++++ LISTED RECORDS ++++

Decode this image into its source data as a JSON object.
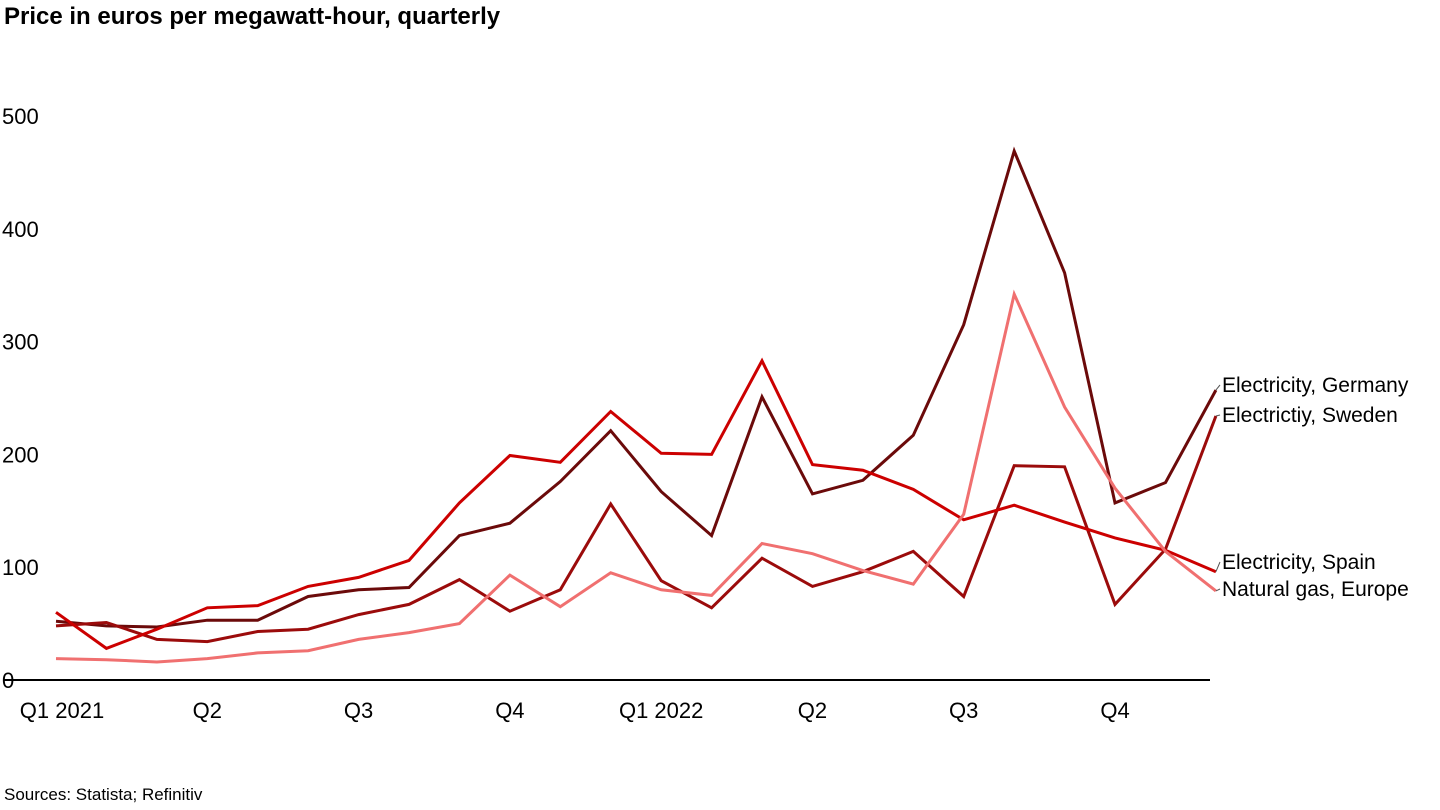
{
  "title": "Price in euros per megawatt-hour, quarterly",
  "source": "Sources: Statista; Refinitiv",
  "chart_data": {
    "type": "line",
    "title": "Price in euros per megawatt-hour, quarterly",
    "xlabel": "",
    "ylabel": "",
    "ylim": [
      0,
      500
    ],
    "yticks": [
      0,
      100,
      200,
      300,
      400,
      500
    ],
    "grid": false,
    "legend": "direct labels at right end of lines",
    "x_tick_labels": [
      "Q1 2021",
      "Q2",
      "Q3",
      "Q4",
      "Q1 2022",
      "Q2",
      "Q3",
      "Q4"
    ],
    "x_tick_indices": [
      0,
      3,
      6,
      9,
      12,
      15,
      18,
      21
    ],
    "series": [
      {
        "name": "Electricity, Germany",
        "color": "#6b0a0a",
        "values": [
          52,
          48,
          47,
          53,
          53,
          74,
          80,
          82,
          128,
          139,
          176,
          221,
          167,
          128,
          251,
          165,
          177,
          217,
          315,
          469,
          361,
          157,
          175,
          257
        ]
      },
      {
        "name": "Electrictiy, Sweden",
        "color": "#9b0b0b",
        "values": [
          48,
          51,
          36,
          34,
          43,
          45,
          58,
          67,
          89,
          61,
          80,
          156,
          88,
          64,
          108,
          83,
          96,
          114,
          74,
          190,
          189,
          67,
          116,
          234
        ]
      },
      {
        "name": "Electricity, Spain",
        "color": "#cc0000",
        "values": [
          60,
          28,
          45,
          64,
          66,
          83,
          91,
          106,
          157,
          199,
          193,
          238,
          201,
          200,
          283,
          191,
          186,
          169,
          142,
          155,
          140,
          126,
          115,
          96
        ]
      },
      {
        "name": "Natural gas, Europe",
        "color": "#f07070",
        "values": [
          19,
          18,
          16,
          19,
          24,
          26,
          36,
          42,
          50,
          93,
          65,
          95,
          80,
          75,
          121,
          112,
          97,
          85,
          147,
          342,
          242,
          170,
          114,
          79
        ]
      }
    ]
  }
}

++++

PROBLEM TO SOLVE: Quote the data above in full and without alteration; skip the pictures.

RESULT:
Decode this image into its source data as a JSON object.
{
  "title": "Price in euros per megawatt-hour, quarterly",
  "source": "Sources: Statista; Refinitiv",
  "chart_data": {
    "type": "line",
    "title": "Price in euros per megawatt-hour, quarterly",
    "xlabel": "",
    "ylabel": "",
    "ylim": [
      0,
      500
    ],
    "yticks": [
      0,
      100,
      200,
      300,
      400,
      500
    ],
    "grid": false,
    "legend": "direct labels at right end of lines",
    "x_tick_labels": [
      "Q1 2021",
      "Q2",
      "Q3",
      "Q4",
      "Q1 2022",
      "Q2",
      "Q3",
      "Q4"
    ],
    "x_tick_indices": [
      0,
      3,
      6,
      9,
      12,
      15,
      18,
      21
    ],
    "series": [
      {
        "name": "Electricity, Germany",
        "color": "#6b0a0a",
        "values": [
          52,
          48,
          47,
          53,
          53,
          74,
          80,
          82,
          128,
          139,
          176,
          221,
          167,
          128,
          251,
          165,
          177,
          217,
          315,
          469,
          361,
          157,
          175,
          257
        ]
      },
      {
        "name": "Electrictiy, Sweden",
        "color": "#9b0b0b",
        "values": [
          48,
          51,
          36,
          34,
          43,
          45,
          58,
          67,
          89,
          61,
          80,
          156,
          88,
          64,
          108,
          83,
          96,
          114,
          74,
          190,
          189,
          67,
          116,
          234
        ]
      },
      {
        "name": "Electricity, Spain",
        "color": "#cc0000",
        "values": [
          60,
          28,
          45,
          64,
          66,
          83,
          91,
          106,
          157,
          199,
          193,
          238,
          201,
          200,
          283,
          191,
          186,
          169,
          142,
          155,
          140,
          126,
          115,
          96
        ]
      },
      {
        "name": "Natural gas, Europe",
        "color": "#f07070",
        "values": [
          19,
          18,
          16,
          19,
          24,
          26,
          36,
          42,
          50,
          93,
          65,
          95,
          80,
          75,
          121,
          112,
          97,
          85,
          147,
          342,
          242,
          170,
          114,
          79
        ]
      }
    ]
  }
}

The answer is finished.